» **SHORT PROBLEM**
Copy each line that contains the string "shyam".

» **GIVEN ENTRIES**
########

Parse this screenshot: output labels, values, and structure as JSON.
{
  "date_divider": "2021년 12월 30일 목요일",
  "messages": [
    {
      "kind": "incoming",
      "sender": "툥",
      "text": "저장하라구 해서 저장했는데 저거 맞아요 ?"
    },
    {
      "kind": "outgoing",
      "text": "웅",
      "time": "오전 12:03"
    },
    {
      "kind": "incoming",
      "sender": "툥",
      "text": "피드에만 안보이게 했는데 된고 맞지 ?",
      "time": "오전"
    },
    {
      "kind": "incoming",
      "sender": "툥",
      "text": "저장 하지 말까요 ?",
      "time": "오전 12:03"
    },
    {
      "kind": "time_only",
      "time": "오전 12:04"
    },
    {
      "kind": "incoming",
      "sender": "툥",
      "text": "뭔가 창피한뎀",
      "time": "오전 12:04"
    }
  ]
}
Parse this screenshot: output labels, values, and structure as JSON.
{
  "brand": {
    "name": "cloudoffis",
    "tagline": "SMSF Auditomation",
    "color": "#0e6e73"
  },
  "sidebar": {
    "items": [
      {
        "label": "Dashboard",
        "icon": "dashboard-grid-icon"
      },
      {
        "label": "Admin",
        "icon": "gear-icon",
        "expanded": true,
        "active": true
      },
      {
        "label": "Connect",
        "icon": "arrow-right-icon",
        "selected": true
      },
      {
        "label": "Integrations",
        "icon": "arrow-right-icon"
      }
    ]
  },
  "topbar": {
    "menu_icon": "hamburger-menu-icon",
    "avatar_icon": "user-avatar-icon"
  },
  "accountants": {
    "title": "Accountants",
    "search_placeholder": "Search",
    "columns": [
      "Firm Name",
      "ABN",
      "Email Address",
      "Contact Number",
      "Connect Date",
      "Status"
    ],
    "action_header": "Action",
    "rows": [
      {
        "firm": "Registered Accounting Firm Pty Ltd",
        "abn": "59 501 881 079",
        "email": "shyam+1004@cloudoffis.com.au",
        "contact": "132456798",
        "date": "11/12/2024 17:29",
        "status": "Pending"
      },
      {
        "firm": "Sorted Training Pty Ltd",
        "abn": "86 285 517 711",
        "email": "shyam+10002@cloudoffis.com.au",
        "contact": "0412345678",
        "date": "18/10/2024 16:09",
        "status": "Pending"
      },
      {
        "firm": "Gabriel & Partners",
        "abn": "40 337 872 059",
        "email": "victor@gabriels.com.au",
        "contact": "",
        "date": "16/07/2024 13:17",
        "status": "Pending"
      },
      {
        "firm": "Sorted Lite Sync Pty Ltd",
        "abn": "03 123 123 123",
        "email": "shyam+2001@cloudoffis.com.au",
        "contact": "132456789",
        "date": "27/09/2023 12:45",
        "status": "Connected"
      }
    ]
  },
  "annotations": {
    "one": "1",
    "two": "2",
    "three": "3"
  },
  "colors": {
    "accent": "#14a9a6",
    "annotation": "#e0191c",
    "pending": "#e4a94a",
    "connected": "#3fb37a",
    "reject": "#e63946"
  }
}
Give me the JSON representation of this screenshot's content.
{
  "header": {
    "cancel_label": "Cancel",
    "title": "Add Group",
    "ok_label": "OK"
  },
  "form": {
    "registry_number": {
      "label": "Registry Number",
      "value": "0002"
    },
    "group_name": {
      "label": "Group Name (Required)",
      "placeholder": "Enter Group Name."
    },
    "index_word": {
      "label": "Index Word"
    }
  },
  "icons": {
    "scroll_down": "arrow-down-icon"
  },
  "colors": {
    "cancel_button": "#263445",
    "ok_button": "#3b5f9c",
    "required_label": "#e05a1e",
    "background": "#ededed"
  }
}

########

» **RESULT OF THIS TASK**
        "email": "shyam+1004@cloudoffis.com.au",
        "email": "shyam+10002@cloudoffis.com.au",
        "email": "shyam+2001@cloudoffis.com.au",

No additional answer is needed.